_Direction_
Write out every line of the records below, keeping each one unchanged but leaving out the pictures.

_Rows from a dataset_
+ + +

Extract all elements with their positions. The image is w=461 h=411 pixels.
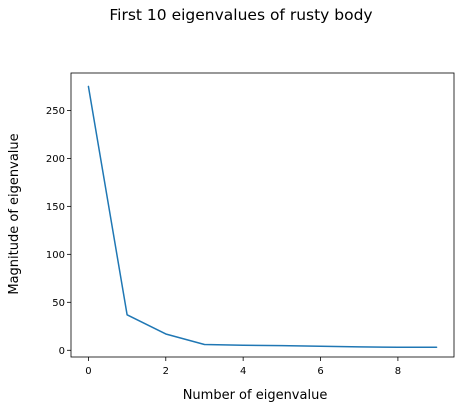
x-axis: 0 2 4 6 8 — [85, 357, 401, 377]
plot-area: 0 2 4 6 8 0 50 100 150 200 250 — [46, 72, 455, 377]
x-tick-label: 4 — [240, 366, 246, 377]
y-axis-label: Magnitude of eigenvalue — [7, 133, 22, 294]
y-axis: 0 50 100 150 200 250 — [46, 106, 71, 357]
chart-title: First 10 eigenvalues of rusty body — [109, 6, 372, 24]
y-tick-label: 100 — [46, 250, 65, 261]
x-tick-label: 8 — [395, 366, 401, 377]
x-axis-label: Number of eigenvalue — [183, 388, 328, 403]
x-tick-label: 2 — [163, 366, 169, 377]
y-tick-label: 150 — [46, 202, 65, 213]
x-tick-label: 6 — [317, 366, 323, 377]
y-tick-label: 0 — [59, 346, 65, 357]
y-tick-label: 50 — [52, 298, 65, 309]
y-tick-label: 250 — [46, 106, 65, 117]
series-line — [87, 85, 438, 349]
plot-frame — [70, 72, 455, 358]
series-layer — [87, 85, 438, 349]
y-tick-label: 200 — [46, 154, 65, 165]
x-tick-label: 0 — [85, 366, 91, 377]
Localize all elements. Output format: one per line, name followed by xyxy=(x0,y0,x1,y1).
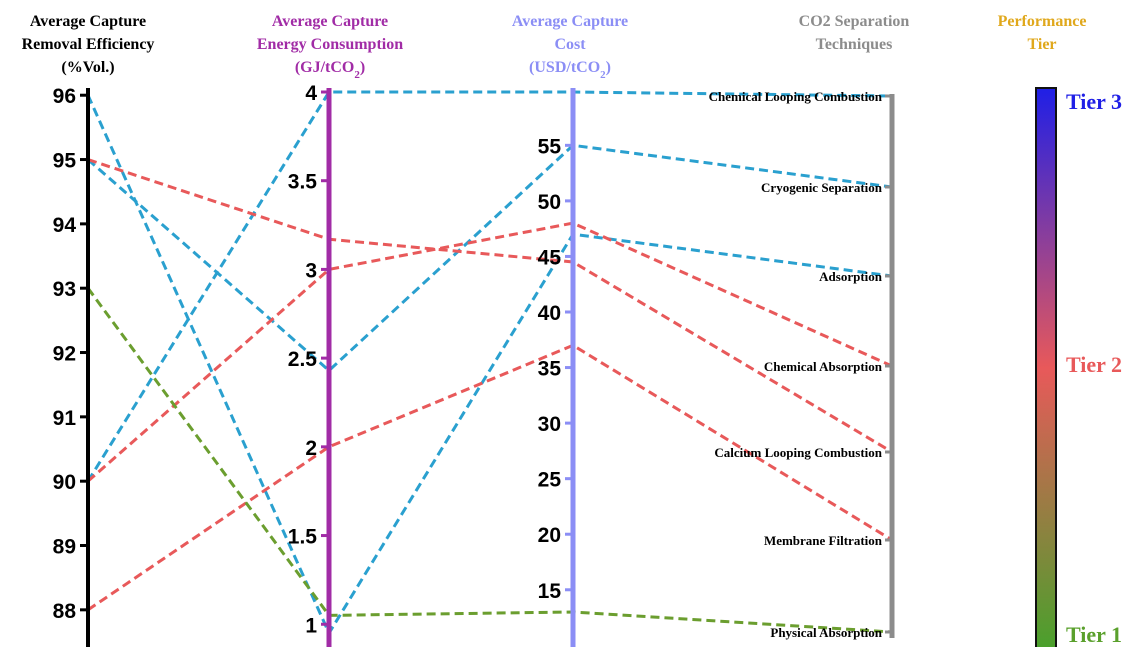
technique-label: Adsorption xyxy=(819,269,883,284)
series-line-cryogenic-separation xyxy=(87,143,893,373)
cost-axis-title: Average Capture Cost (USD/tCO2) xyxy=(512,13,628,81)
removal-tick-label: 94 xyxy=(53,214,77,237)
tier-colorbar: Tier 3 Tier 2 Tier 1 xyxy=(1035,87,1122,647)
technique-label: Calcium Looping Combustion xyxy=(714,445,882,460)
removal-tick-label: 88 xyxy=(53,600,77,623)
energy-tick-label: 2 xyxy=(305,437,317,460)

+ + +

_Result of this exercise_
Extract all elements with their positions. The image is w=461 h=411 pixels.
x-axis: 0 2 4 6 8 — [85, 357, 401, 377]
plot-area: 0 2 4 6 8 0 50 100 150 200 250 — [46, 72, 455, 377]
x-tick-label: 4 — [240, 366, 246, 377]
y-axis-label: Magnitude of eigenvalue — [7, 133, 22, 294]
y-axis: 0 50 100 150 200 250 — [46, 106, 71, 357]
chart-title: First 10 eigenvalues of rusty body — [109, 6, 372, 24]
y-tick-label: 100 — [46, 250, 65, 261]
x-tick-label: 8 — [395, 366, 401, 377]
x-axis-label: Number of eigenvalue — [183, 388, 328, 403]
x-tick-label: 2 — [163, 366, 169, 377]
y-tick-label: 150 — [46, 202, 65, 213]
x-tick-label: 6 — [317, 366, 323, 377]
y-tick-label: 0 — [59, 346, 65, 357]
y-tick-label: 50 — [52, 298, 65, 309]
y-tick-label: 250 — [46, 106, 65, 117]
series-line — [87, 85, 438, 349]
plot-frame — [70, 72, 455, 358]
series-layer — [87, 85, 438, 349]
y-tick-label: 200 — [46, 154, 65, 165]
x-tick-label: 0 — [85, 366, 91, 377]
Localize all elements. Output format: one per line, name followed by xyxy=(x0,y0,x1,y1).
technique-label: Adsorption xyxy=(819,269,883,284)
series-line-cryogenic-separation xyxy=(87,143,893,373)
cost-axis-title: Average Capture Cost (USD/tCO2) xyxy=(512,13,628,81)
removal-tick-label: 94 xyxy=(53,214,77,237)
tier-colorbar: Tier 3 Tier 2 Tier 1 xyxy=(1035,87,1122,647)
technique-label: Calcium Looping Combustion xyxy=(714,445,882,460)
removal-tick-label: 88 xyxy=(53,600,77,623)
energy-tick-label: 2 xyxy=(305,437,317,460)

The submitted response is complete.